__PROBLEM__
From the listing, collect all lines containing the word "horizontal".

-- start --

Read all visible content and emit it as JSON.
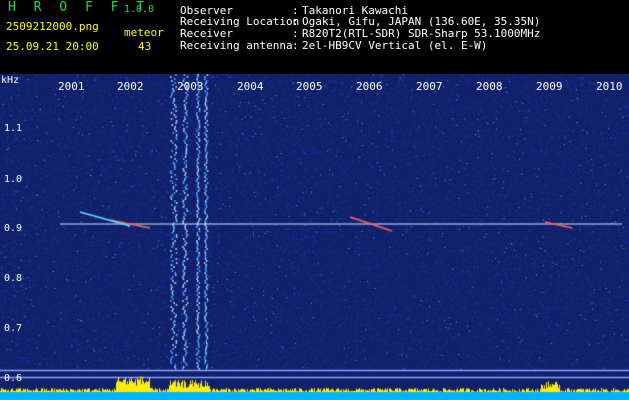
{
  "header": {
    "app_title": "H R O F F T",
    "version": "1.0.0",
    "file_name": "2509212000.png",
    "timestamp": "25.09.21 20:00",
    "meteor_label": "meteor",
    "meteor_count": "43",
    "info": [
      {
        "label": "Observer",
        "value": "Takanori Kawachi"
      },
      {
        "label": "Receiving Location",
        "value": "Ogaki, Gifu, JAPAN (136.60E, 35.35N)"
      },
      {
        "label": "Receiver",
        "value": "R820T2(RTL-SDR) SDR-Sharp 53.1000MHz"
      },
      {
        "label": "Receiving antenna",
        "value": "2el-HB9CV Vertical (el. E-W)"
      }
    ],
    "separator": ":"
  },
  "axis": {
    "unit": "kHz",
    "x_ticks": [
      "2001",
      "2002",
      "2003",
      "2004",
      "2005",
      "2006",
      "2007",
      "2008",
      "2009",
      "2010"
    ],
    "y_ticks": [
      "1.1",
      "1.0",
      "0.9",
      "0.8",
      "0.7",
      "0.6"
    ]
  },
  "colors": {
    "background": "#10206a",
    "noise_low": "#1a3cb8",
    "noise_high": "#4aa0ff",
    "carrier": "#c8e8ff",
    "meteor": "#ff6060",
    "activity_bar": "#ffee00",
    "baseline": "#00b4ff"
  }
}
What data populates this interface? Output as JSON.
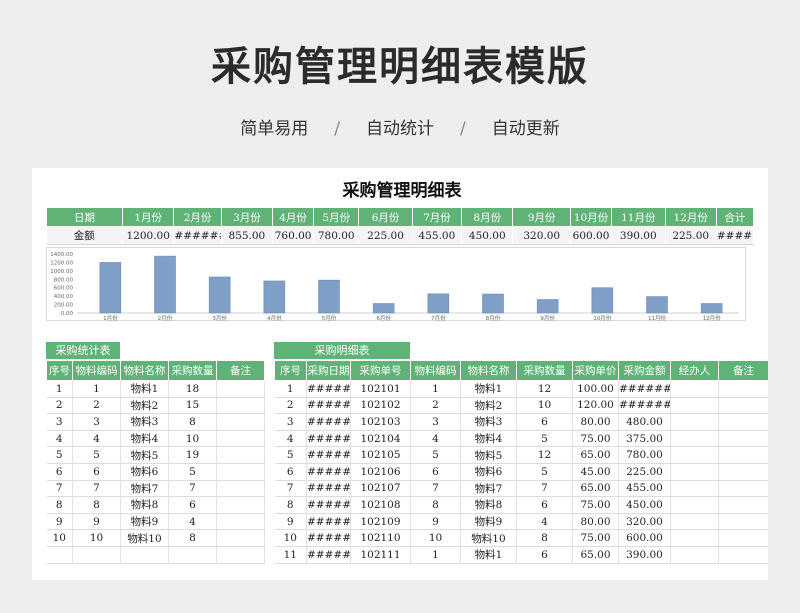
{
  "hero": {
    "title": "采购管理明细表模版",
    "features": [
      "简单易用",
      "自动统计",
      "自动更新"
    ],
    "separator": "/"
  },
  "sheet": {
    "title": "采购管理明细表",
    "monthly": {
      "headers": [
        "日期",
        "1月份",
        "2月份",
        "3月份",
        "4月份",
        "5月份",
        "6月份",
        "7月份",
        "8月份",
        "9月份",
        "10月份",
        "11月份",
        "12月份",
        "合计"
      ],
      "row_label": "金额",
      "values": [
        "1200.00",
        "#######",
        "855.00",
        "760.00",
        "780.00",
        "225.00",
        "455.00",
        "450.00",
        "320.00",
        "600.00",
        "390.00",
        "225.00",
        "######"
      ]
    },
    "stats": {
      "tab_label": "采购统计表",
      "headers": [
        "序号",
        "物料编码",
        "物料名称",
        "采购数量",
        "备注"
      ],
      "rows": [
        [
          "1",
          "1",
          "物料1",
          "18",
          ""
        ],
        [
          "2",
          "2",
          "物料2",
          "15",
          ""
        ],
        [
          "3",
          "3",
          "物料3",
          "8",
          ""
        ],
        [
          "4",
          "4",
          "物料4",
          "10",
          ""
        ],
        [
          "5",
          "5",
          "物料5",
          "19",
          ""
        ],
        [
          "6",
          "6",
          "物料6",
          "5",
          ""
        ],
        [
          "7",
          "7",
          "物料7",
          "7",
          ""
        ],
        [
          "8",
          "8",
          "物料8",
          "6",
          ""
        ],
        [
          "9",
          "9",
          "物料9",
          "4",
          ""
        ],
        [
          "10",
          "10",
          "物料10",
          "8",
          ""
        ],
        [
          "",
          "",
          "",
          "",
          ""
        ]
      ]
    },
    "details": {
      "tab_label": "采购明细表",
      "headers": [
        "序号",
        "采购日期",
        "采购单号",
        "物料编码",
        "物料名称",
        "采购数量",
        "采购单价",
        "采购金额",
        "经办人",
        "备注"
      ],
      "rows": [
        [
          "1",
          "######",
          "102101",
          "1",
          "物料1",
          "12",
          "100.00",
          "########",
          "",
          ""
        ],
        [
          "2",
          "######",
          "102102",
          "2",
          "物料2",
          "10",
          "120.00",
          "########",
          "",
          ""
        ],
        [
          "3",
          "######",
          "102103",
          "3",
          "物料3",
          "6",
          "80.00",
          "480.00",
          "",
          ""
        ],
        [
          "4",
          "######",
          "102104",
          "4",
          "物料4",
          "5",
          "75.00",
          "375.00",
          "",
          ""
        ],
        [
          "5",
          "######",
          "102105",
          "5",
          "物料5",
          "12",
          "65.00",
          "780.00",
          "",
          ""
        ],
        [
          "6",
          "######",
          "102106",
          "6",
          "物料6",
          "5",
          "45.00",
          "225.00",
          "",
          ""
        ],
        [
          "7",
          "######",
          "102107",
          "7",
          "物料7",
          "7",
          "65.00",
          "455.00",
          "",
          ""
        ],
        [
          "8",
          "######",
          "102108",
          "8",
          "物料8",
          "6",
          "75.00",
          "450.00",
          "",
          ""
        ],
        [
          "9",
          "######",
          "102109",
          "9",
          "物料9",
          "4",
          "80.00",
          "320.00",
          "",
          ""
        ],
        [
          "10",
          "######",
          "102110",
          "10",
          "物料10",
          "8",
          "75.00",
          "600.00",
          "",
          ""
        ],
        [
          "11",
          "######",
          "102111",
          "1",
          "物料1",
          "6",
          "65.00",
          "390.00",
          "",
          ""
        ]
      ]
    }
  },
  "chart_data": {
    "type": "bar",
    "categories": [
      "1月份",
      "2月份",
      "3月份",
      "4月份",
      "5月份",
      "6月份",
      "7月份",
      "8月份",
      "9月份",
      "10月份",
      "11月份",
      "12月份"
    ],
    "values": [
      1200,
      1350,
      855,
      760,
      780,
      225,
      455,
      450,
      320,
      600,
      390,
      225
    ],
    "yticks": [
      "1400.00",
      "1200.00",
      "1000.00",
      "800.00",
      "600.00",
      "400.00",
      "200.00",
      "0.00"
    ],
    "ylim": [
      0,
      1400
    ],
    "grid": false,
    "bar_color": "#7f9fc7"
  },
  "colors": {
    "accent": "#5fb377",
    "background": "#eeeeee"
  }
}
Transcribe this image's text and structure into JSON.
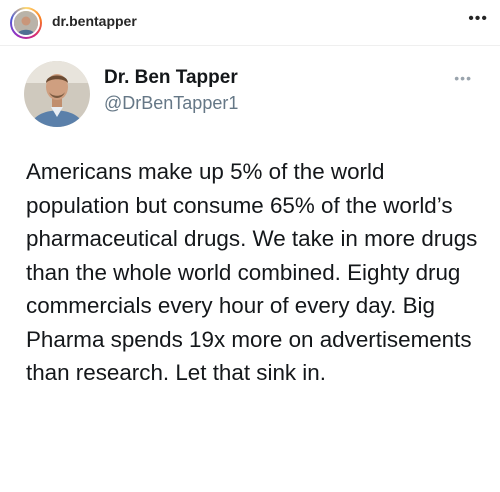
{
  "header": {
    "username": "dr.bentapper",
    "more_icon": "more-horizontal-icon"
  },
  "tweet": {
    "display_name": "Dr. Ben Tapper",
    "handle": "@DrBenTapper1",
    "more_icon": "more-horizontal-icon",
    "text": "Americans make up 5% of the world population but consume 65% of the world’s pharmaceutical drugs. We take in more drugs than the whole world combined. Eighty drug commercials every hour of every day. Big Pharma spends 19x more on advertisements than research. Let that sink in."
  },
  "colors": {
    "background": "#ffffff",
    "name": "#14171a",
    "handle": "#657786",
    "divider": "#efefef"
  }
}
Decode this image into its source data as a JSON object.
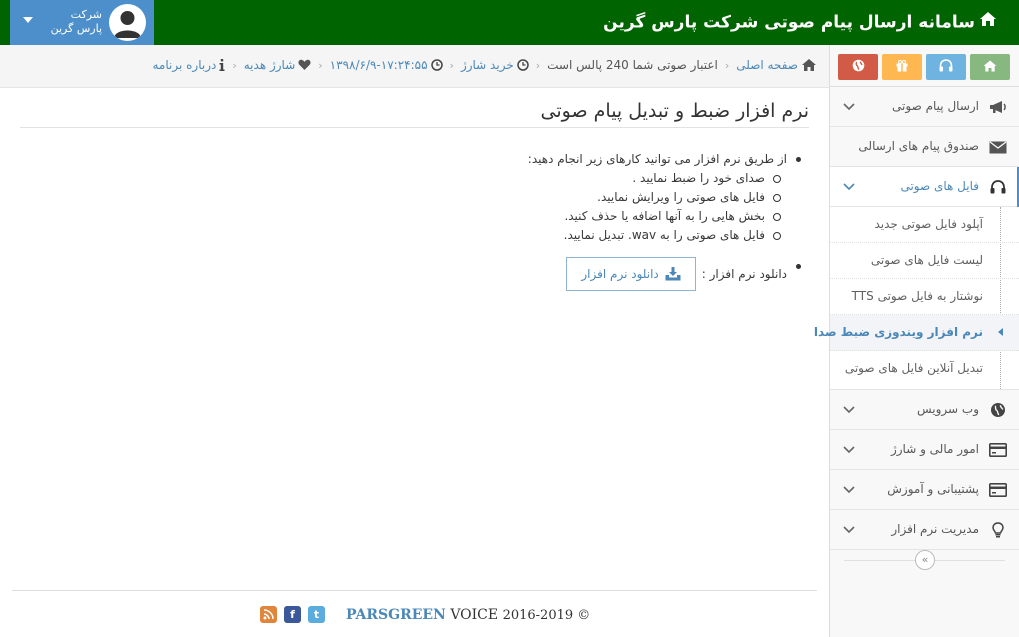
{
  "header": {
    "title": "سامانه ارسال پیام صوتی شرکت پارس گرین",
    "user_line1": "شرکت",
    "user_line2": "پارس گرین"
  },
  "breadcrumbs": {
    "home": "صفحه اصلی",
    "credit": "اعتبار صوتی شما 240 پالس است",
    "buy": "خرید شارژ",
    "datetime": "۱۳۹۸/۶/۹-۱۷:۲۴:۵۵",
    "gift": "شارژ هدیه",
    "about": "درباره برنامه"
  },
  "sidebar": {
    "items": [
      {
        "label": "ارسال پیام صوتی",
        "icon": "megaphone-icon"
      },
      {
        "label": "صندوق پیام های ارسالی",
        "icon": "envelope-icon"
      },
      {
        "label": "فایل های صوتی",
        "icon": "headphones-icon"
      },
      {
        "label": "وب سرویس",
        "icon": "globe-icon"
      },
      {
        "label": "امور مالی و شارژ",
        "icon": "credit-card-icon"
      },
      {
        "label": "پشتیبانی و آموزش",
        "icon": "credit-card-icon"
      },
      {
        "label": "مدیریت نرم افزار",
        "icon": "lightbulb-icon"
      }
    ],
    "submenu": [
      "آپلود فایل صوتی جدید",
      "لیست فایل های صوتی",
      "نوشتار به فایل صوتی TTS",
      "نرم افزار ویندوزی ضبط صدا",
      "تبدیل آنلاین فایل های صوتی"
    ],
    "collapse": "«"
  },
  "main": {
    "title": "نرم افزار ضبط و تبدیل پیام صوتی",
    "intro": "از طریق نرم افزار می توانید کارهای زیر انجام دهید:",
    "features": [
      "صدای خود را ضبط نمایید .",
      "فایل های صوتی را ویرایش نمایید.",
      "بخش هایی را به آنها اضافه یا حذف کنید.",
      "فایل های صوتی را به wav. تبدیل نمایید."
    ],
    "download_label": "دانلود نرم افزار :",
    "download_button": "دانلود نرم افزار"
  },
  "footer": {
    "copyright_prefix": "2016-2019 ©",
    "brand": "PARSGREEN",
    "brand_suffix": "VOICE",
    "facebook": "f",
    "twitter": "t",
    "rss": "r"
  },
  "colors": {
    "topbar": "#006400",
    "user_box": "#4c8fcb",
    "accent": "#4b88b7"
  }
}
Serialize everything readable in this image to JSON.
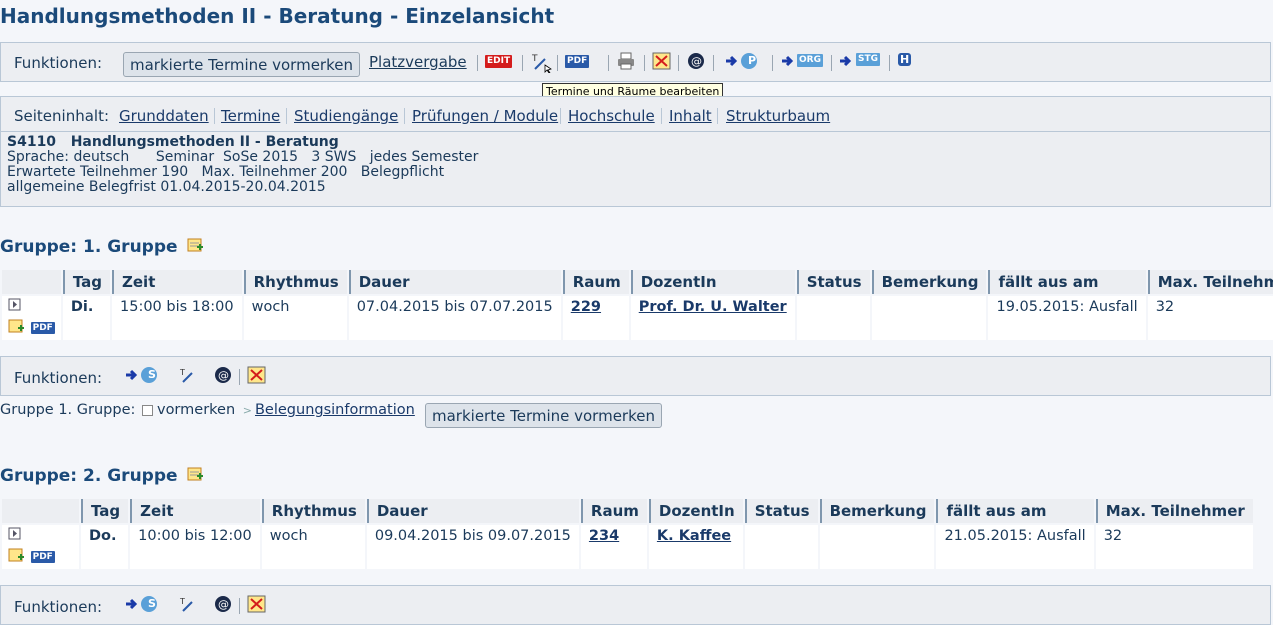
{
  "page": {
    "title": "Handlungsmethoden II - Beratung - Einzelansicht"
  },
  "toolbar": {
    "label": "Funktionen:",
    "vormerken_button": "markierte Termine vormerken",
    "platzvergabe_link": "Platzvergabe",
    "edit_badge": "EDIT",
    "pdf_badge": "PDF",
    "p_badge": "P",
    "org_badge": "ORG",
    "stg_badge": "STG",
    "h_badge": "H",
    "tooltip": "Termine und Räume bearbeiten"
  },
  "nav": {
    "label": "Seiteninhalt:",
    "links": [
      "Grunddaten",
      "Termine",
      "Studiengänge",
      "Prüfungen / Module",
      "Hochschule",
      "Inhalt",
      "Strukturbaum"
    ]
  },
  "info": {
    "code": "S4110",
    "name": "Handlungsmethoden II - Beratung",
    "line2": "Sprache: deutsch      Seminar  SoSe 2015   3 SWS   jedes Semester",
    "line3": "Erwartete Teilnehmer 190   Max. Teilnehmer 200   Belegpflicht",
    "line4": "allgemeine Belegfrist 01.04.2015-20.04.2015"
  },
  "table_headers": [
    "Tag",
    "Zeit",
    "Rhythmus",
    "Dauer",
    "Raum",
    "DozentIn",
    "Status",
    "Bemerkung",
    "fällt aus am",
    "Max. Teilnehmer"
  ],
  "groups": [
    {
      "title": "Gruppe: 1. Gruppe",
      "row": {
        "pdf": "PDF",
        "tag": "Di.",
        "zeit": "15:00 bis 18:00",
        "rhythmus": "woch",
        "dauer": "07.04.2015 bis 07.07.2015",
        "raum": "229",
        "dozent": "Prof. Dr. U. Walter",
        "status": "",
        "bemerkung": "",
        "faellt_aus": "19.05.2015: Ausfall",
        "max": "32"
      },
      "func_label": "Funktionen:",
      "s_badge": "S",
      "vormerk_line": {
        "prefix": "Gruppe 1. Gruppe:",
        "vormerken": "vormerken",
        "belegung_link": "Belegungsinformation",
        "button": "markierte Termine vormerken"
      }
    },
    {
      "title": "Gruppe: 2. Gruppe",
      "row": {
        "pdf": "PDF",
        "tag": "Do.",
        "zeit": "10:00 bis 12:00",
        "rhythmus": "woch",
        "dauer": "09.04.2015 bis 09.07.2015",
        "raum": "234",
        "dozent": "K. Kaffee",
        "status": "",
        "bemerkung": "",
        "faellt_aus": "21.05.2015: Ausfall",
        "max": "32"
      },
      "func_label": "Funktionen:",
      "s_badge": "S"
    }
  ],
  "colors": {
    "title": "#1b4a7a",
    "edit_badge": "#d41c1c",
    "pdf_badge": "#2a5aa8",
    "org_badge": "#5aa0d8",
    "accent_blue": "#1a3aa8"
  }
}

-- end --

__ANSWER__
    "more_icon": "more-horizontal-icon"
    "more_icon": "more-horizontal-icon",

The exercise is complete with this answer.